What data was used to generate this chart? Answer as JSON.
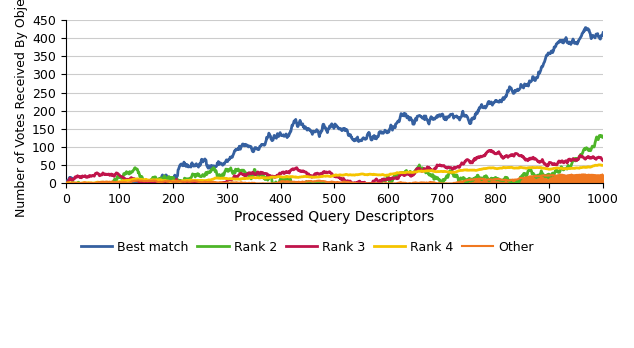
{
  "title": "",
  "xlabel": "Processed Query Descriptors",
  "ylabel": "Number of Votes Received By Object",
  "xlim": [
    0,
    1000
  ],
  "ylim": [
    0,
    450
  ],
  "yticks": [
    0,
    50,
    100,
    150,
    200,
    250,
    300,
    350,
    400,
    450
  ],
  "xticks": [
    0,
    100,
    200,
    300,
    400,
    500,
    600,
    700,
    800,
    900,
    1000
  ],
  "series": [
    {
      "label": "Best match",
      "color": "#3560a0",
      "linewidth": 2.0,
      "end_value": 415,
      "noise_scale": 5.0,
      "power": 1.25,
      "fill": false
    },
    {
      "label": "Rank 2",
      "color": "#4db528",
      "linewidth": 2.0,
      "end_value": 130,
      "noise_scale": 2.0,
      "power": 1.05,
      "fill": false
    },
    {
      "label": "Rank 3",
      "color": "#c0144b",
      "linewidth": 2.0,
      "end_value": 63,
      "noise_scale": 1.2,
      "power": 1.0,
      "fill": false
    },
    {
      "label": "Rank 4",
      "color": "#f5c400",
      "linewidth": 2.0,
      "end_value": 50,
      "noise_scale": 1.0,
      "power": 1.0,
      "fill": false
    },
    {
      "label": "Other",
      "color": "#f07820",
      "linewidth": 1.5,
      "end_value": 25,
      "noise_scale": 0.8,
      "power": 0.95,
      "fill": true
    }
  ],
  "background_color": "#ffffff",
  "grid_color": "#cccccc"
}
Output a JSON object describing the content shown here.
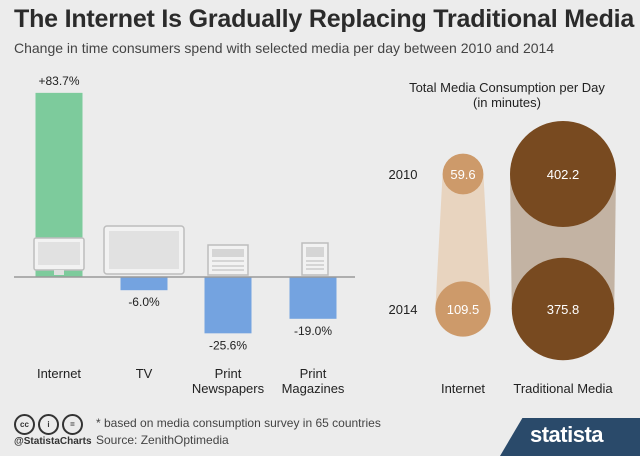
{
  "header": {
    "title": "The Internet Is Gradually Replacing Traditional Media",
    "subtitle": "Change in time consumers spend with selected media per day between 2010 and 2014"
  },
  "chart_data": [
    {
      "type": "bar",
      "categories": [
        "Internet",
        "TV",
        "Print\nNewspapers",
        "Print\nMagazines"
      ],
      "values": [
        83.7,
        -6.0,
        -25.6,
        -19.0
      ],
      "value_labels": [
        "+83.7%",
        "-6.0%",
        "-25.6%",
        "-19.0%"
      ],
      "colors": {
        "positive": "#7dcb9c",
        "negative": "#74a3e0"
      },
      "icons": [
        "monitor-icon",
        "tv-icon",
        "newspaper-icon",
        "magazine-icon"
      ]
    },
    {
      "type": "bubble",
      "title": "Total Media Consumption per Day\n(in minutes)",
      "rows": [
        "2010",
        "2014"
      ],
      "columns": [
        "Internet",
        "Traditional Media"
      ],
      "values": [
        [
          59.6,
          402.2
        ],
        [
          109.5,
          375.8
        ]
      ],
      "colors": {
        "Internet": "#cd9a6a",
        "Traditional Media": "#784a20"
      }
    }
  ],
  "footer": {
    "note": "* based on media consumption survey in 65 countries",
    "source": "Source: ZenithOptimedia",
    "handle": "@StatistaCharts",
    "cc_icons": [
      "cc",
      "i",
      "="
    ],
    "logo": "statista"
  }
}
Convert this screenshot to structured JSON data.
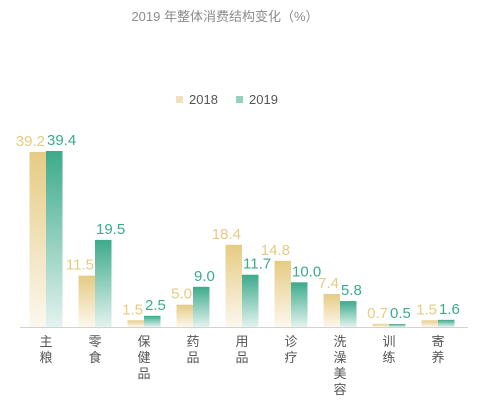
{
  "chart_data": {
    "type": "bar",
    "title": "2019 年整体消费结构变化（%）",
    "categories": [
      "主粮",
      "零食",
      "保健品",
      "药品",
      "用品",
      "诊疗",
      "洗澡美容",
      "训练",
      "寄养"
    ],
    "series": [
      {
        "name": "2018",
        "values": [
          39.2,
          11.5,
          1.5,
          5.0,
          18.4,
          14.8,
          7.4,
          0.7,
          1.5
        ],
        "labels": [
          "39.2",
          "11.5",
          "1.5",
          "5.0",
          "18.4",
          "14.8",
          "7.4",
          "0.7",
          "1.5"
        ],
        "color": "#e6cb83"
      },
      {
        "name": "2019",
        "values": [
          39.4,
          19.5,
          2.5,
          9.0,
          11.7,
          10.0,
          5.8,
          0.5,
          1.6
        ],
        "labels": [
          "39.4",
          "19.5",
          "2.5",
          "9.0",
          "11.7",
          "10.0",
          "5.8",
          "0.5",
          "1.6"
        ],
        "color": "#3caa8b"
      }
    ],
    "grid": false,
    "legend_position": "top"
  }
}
---
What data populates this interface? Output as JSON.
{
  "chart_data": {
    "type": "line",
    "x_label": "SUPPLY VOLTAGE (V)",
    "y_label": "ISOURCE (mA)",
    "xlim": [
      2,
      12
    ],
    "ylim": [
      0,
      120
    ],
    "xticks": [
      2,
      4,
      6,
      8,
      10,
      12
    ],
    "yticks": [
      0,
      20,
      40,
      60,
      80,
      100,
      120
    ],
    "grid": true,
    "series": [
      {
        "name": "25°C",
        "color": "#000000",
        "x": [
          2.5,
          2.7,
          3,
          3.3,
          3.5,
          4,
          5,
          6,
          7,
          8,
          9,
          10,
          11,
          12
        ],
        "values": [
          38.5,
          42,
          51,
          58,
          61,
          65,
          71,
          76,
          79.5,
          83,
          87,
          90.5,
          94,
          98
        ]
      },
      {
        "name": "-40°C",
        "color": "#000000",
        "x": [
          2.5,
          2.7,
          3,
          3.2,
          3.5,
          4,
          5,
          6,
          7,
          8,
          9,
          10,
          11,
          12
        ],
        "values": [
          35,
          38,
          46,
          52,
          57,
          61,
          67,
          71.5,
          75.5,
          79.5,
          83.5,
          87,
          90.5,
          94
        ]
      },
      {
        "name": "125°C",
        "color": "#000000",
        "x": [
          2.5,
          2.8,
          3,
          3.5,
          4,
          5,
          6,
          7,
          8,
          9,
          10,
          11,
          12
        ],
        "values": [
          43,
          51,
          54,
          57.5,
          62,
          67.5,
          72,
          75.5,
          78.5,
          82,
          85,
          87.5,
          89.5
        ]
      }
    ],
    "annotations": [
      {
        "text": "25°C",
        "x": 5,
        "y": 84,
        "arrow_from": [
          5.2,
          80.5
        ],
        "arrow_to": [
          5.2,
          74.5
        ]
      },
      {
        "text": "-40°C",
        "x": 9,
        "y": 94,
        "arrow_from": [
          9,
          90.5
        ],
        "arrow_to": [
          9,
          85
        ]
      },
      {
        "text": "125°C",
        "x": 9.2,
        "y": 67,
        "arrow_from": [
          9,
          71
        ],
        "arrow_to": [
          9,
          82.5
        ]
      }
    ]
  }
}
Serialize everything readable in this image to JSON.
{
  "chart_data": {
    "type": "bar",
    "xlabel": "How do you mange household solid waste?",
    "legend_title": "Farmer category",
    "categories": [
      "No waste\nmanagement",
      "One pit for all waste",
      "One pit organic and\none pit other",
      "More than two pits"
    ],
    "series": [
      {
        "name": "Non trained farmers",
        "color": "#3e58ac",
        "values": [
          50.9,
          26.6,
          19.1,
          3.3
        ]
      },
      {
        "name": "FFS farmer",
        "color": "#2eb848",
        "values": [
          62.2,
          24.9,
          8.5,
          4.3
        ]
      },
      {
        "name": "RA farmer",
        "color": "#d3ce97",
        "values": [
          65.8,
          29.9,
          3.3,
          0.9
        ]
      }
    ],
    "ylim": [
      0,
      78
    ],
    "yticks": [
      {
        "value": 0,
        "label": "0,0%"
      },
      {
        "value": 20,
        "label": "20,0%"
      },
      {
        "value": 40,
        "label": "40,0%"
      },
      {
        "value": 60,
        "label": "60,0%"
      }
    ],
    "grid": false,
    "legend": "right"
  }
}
* * *
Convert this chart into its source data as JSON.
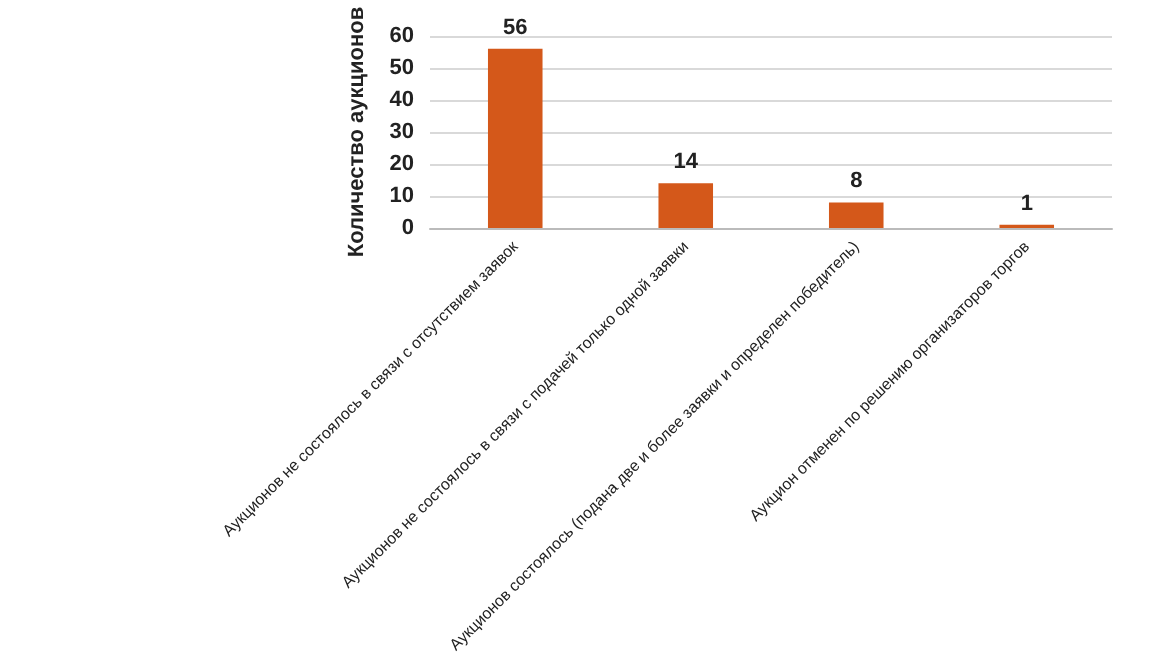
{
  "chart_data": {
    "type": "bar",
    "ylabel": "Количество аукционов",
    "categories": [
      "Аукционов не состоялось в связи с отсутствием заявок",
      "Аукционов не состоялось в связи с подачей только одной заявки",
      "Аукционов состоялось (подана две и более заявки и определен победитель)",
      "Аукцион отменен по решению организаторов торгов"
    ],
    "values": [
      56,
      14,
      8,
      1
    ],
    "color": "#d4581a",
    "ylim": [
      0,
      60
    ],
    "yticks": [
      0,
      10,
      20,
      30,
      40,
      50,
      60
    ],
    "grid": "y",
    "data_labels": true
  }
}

▶ PROBLEM TO WORK ON
Copy each line above containing the string "Output".

▶ RESPONSE TO THIS EXERCISE
Output a JSON object describing the content shown here.
What data populates this interface? Output as JSON.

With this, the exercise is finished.